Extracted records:
::::
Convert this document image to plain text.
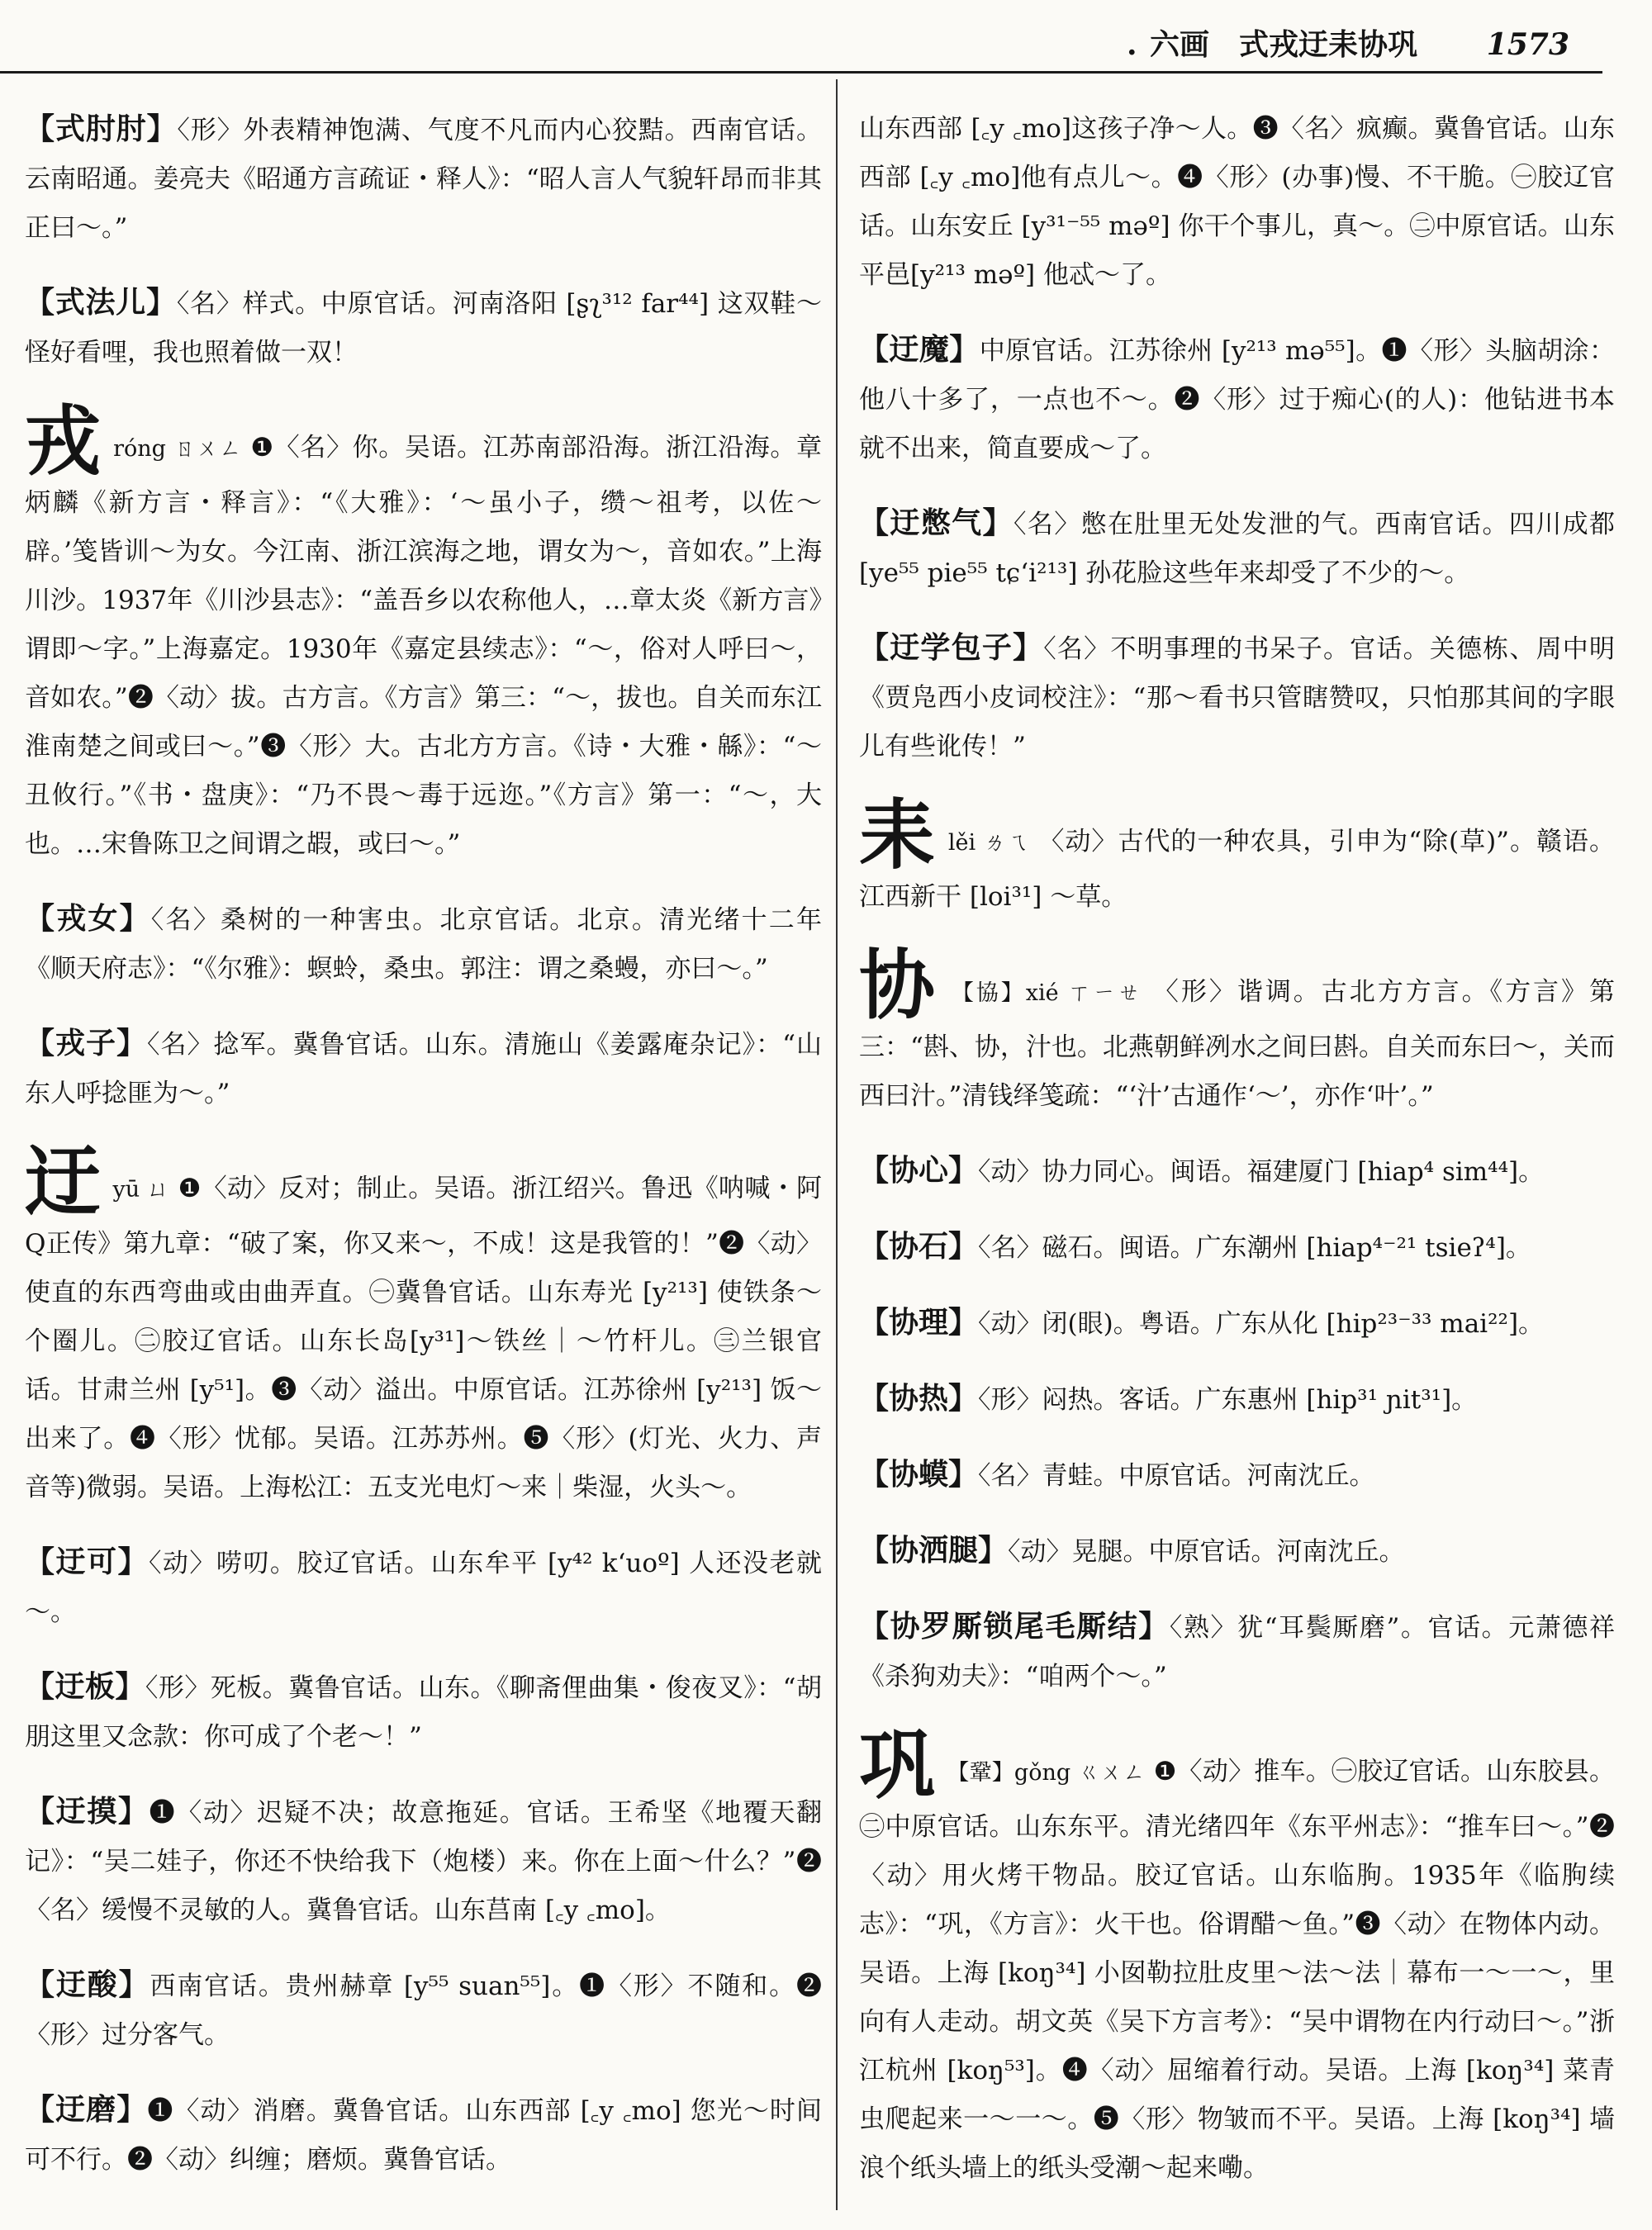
. 六画　式戎迂耒协巩 1573

【式肘肘】〈形〉外表精神饱满、气度不凡而内心狡黠。西南官话。云南昭通。姜亮夫《昭通方言疏证・释人》：“昭人言人气貌轩昂而非其正曰～。”

【式法儿】〈名〉样式。中原官话。河南洛阳 [ʂʅ³¹² far⁴⁴] 这双鞋～怪好看哩，我也照着做一双！

戎 róng ㄖㄨㄥ ❶〈名〉你。吴语。江苏南部沿海。浙江沿海。章炳麟《新方言・释言》：“《大雅》：‘～虽小子，缵～祖考，以佐～辟。’笺皆训～为女。今江南、浙江滨海之地，谓女为～，音如农。”上海川沙。1937年《川沙县志》：“盖吾乡以农称他人，…章太炎《新方言》谓即～字。”上海嘉定。1930年《嘉定县续志》：“～，俗对人呼曰～，音如农。”❷〈动〉拔。古方言。《方言》第三：“～，拔也。自关而东江淮南楚之间或曰～。”❸〈形〉大。古北方方言。《诗・大雅・緜》：“～丑攸行。”《书・盘庚》：“乃不畏～毒于远迩。”《方言》第一：“～，大也。…宋鲁陈卫之间谓之嘏，或曰～。”

【戎女】〈名〉桑树的一种害虫。北京官话。北京。清光绪十二年《顺天府志》：“《尔雅》：螟蛉，桑虫。郭注：谓之桑蟃，亦曰～。”

【戎子】〈名〉捻军。冀鲁官话。山东。清施山《姜露庵杂记》：“山东人呼捻匪为～。”

迂 yū ㄩ ❶〈动〉反对；制止。吴语。浙江绍兴。鲁迅《呐喊・阿Q正传》第九章：“破了案，你又来～，不成！这是我管的！”❷〈动〉使直的东西弯曲或由曲弄直。㊀冀鲁官话。山东寿光 [y²¹³] 使铁条～个圈儿。㊁胶辽官话。山东长岛[y³¹]～铁丝｜～竹杆儿。㊂兰银官话。甘肃兰州 [y⁵¹]。❸〈动〉溢出。中原官话。江苏徐州 [y²¹³] 饭～出来了。❹〈形〉忧郁。吴语。江苏苏州。❺〈形〉(灯光、火力、声音等)微弱。吴语。上海松江：五支光电灯～来｜柴湿，火头～。

【迂可】〈动〉唠叨。胶辽官话。山东牟平 [y⁴² kʻuoº] 人还没老就～。

【迂板】〈形〉死板。冀鲁官话。山东。《聊斋俚曲集・俊夜叉》：“胡朋这里又念款：你可成了个老～！”

【迂摸】❶〈动〉迟疑不决；故意拖延。官话。王希坚《地覆天翻记》：“吴二娃子，你还不快给我下（炮楼）来。你在上面～什么？”❷〈名〉缓慢不灵敏的人。冀鲁官话。山东莒南 [꜀y ꜀mo]。

【迂酸】西南官话。贵州赫章 [y⁵⁵ suan⁵⁵]。❶〈形〉不随和。❷〈形〉过分客气。

【迂磨】❶〈动〉消磨。冀鲁官话。山东西部 [꜀y ꜀mo] 您光～时间可不行。❷〈动〉纠缠；磨烦。冀鲁官话。

山东西部 [꜀y ꜀mo]这孩子净～人。❸〈名〉疯癫。冀鲁官话。山东西部 [꜀y ꜀mo]他有点儿～。❹〈形〉(办事)慢、不干脆。㊀胶辽官话。山东安丘 [y³¹⁻⁵⁵ məº] 你干个事儿，真～。㊁中原官话。山东平邑[y²¹³ məº] 他忒～了。

【迂魔】中原官话。江苏徐州 [y²¹³ mə⁵⁵]。❶〈形〉头脑胡涂：他八十多了，一点也不～。❷〈形〉过于痴心(的人)：他钻进书本就不出来，简直要成～了。

【迂憋气】〈名〉憋在肚里无处发泄的气。西南官话。四川成都 [ye⁵⁵ pie⁵⁵ tɕʻi²¹³] 孙花脸这些年来却受了不少的～。

【迂学包子】〈名〉不明事理的书呆子。官话。关德栋、周中明《贾凫西小皮词校注》：“那～看书只管瞎赞叹，只怕那其间的字眼儿有些讹传！”

耒 lěi ㄌㄟ 〈动〉古代的一种农具，引申为“除(草)”。赣语。江西新干 [loi³¹] ～草。

协 【協】xié ㄒㄧㄝ 〈形〉谐调。古北方方言。《方言》第三：“斟、协，汁也。北燕朝鲜冽水之间曰斟。自关而东曰～，关而西曰汁。”清钱绎笺疏：“‘汁’古通作‘～’，亦作‘叶’。”

【协心】〈动〉协力同心。闽语。福建厦门 [hiap⁴ sim⁴⁴]。

【协石】〈名〉磁石。闽语。广东潮州 [hiap⁴⁻²¹ tsieʔ⁴]。

【协理】〈动〉闭(眼)。粤语。广东从化 [hip²³⁻³³ mai²²]。

【协热】〈形〉闷热。客话。广东惠州 [hip³¹ ɲit³¹]。

【协蟆】〈名〉青蛙。中原官话。河南沈丘。

【协洒腿】〈动〉晃腿。中原官话。河南沈丘。

【协罗厮锁尾毛厮结】〈熟〉犹“耳鬓厮磨”。官话。元萧德祥《杀狗劝夫》：“咱两个～。”

巩 【鞏】gǒng ㄍㄨㄥ ❶〈动〉推车。㊀胶辽官话。山东胶县。㊁中原官话。山东东平。清光绪四年《东平州志》：“推车曰～。”❷〈动〉用火烤干物品。胶辽官话。山东临朐。1935年《临朐续志》：“巩，《方言》：火干也。俗谓醋～鱼。”❸〈动〉在物体内动。吴语。上海 [koŋ³⁴] 小囡勒拉肚皮里～法～法｜幕布一～一～，里向有人走动。胡文英《吴下方言考》：“吴中谓物在内行动曰～。”浙江杭州 [koŋ⁵³]。❹〈动〉屈缩着行动。吴语。上海 [koŋ³⁴] 菜青虫爬起来一～一～。❺〈形〉物皱而不平。吴语。上海 [koŋ³⁴] 墙浪个纸头墙上的纸头受潮～起来嘞。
::::
(WORK REQUIRED): Each line that holds the word "㊀胶辽官话" should be extracted from the records.

(OUTPUT FOR THIS TASK):
山东西部 [꜀y ꜀mo]这孩子净～人。❸〈名〉疯癫。冀鲁官话。山东西部 [꜀y ꜀mo]他有点儿～。❹〈形〉(办事)慢、不干脆。㊀胶辽官话。山东安丘 [y³¹⁻⁵⁵ məº] 你干个事儿，真～。㊁中原官话。山东平邑[y²¹³ məº] 他忒～了。
巩 【鞏】gǒng ㄍㄨㄥ ❶〈动〉推车。㊀胶辽官话。山东胶县。㊁中原官话。山东东平。清光绪四年《东平州志》：“推车曰～。”❷〈动〉用火烤干物品。胶辽官话。山东临朐。1935年《临朐续志》：“巩，《方言》：火干也。俗谓醋～鱼。”❸〈动〉在物体内动。吴语。上海 [koŋ³⁴] 小囡勒拉肚皮里～法～法｜幕布一～一～，里向有人走动。胡文英《吴下方言考》：“吴中谓物在内行动曰～。”浙江杭州 [koŋ⁵³]。❹〈动〉屈缩着行动。吴语。上海 [koŋ³⁴] 菜青虫爬起来一～一～。❺〈形〉物皱而不平。吴语。上海 [koŋ³⁴] 墙浪个纸头墙上的纸头受潮～起来嘞。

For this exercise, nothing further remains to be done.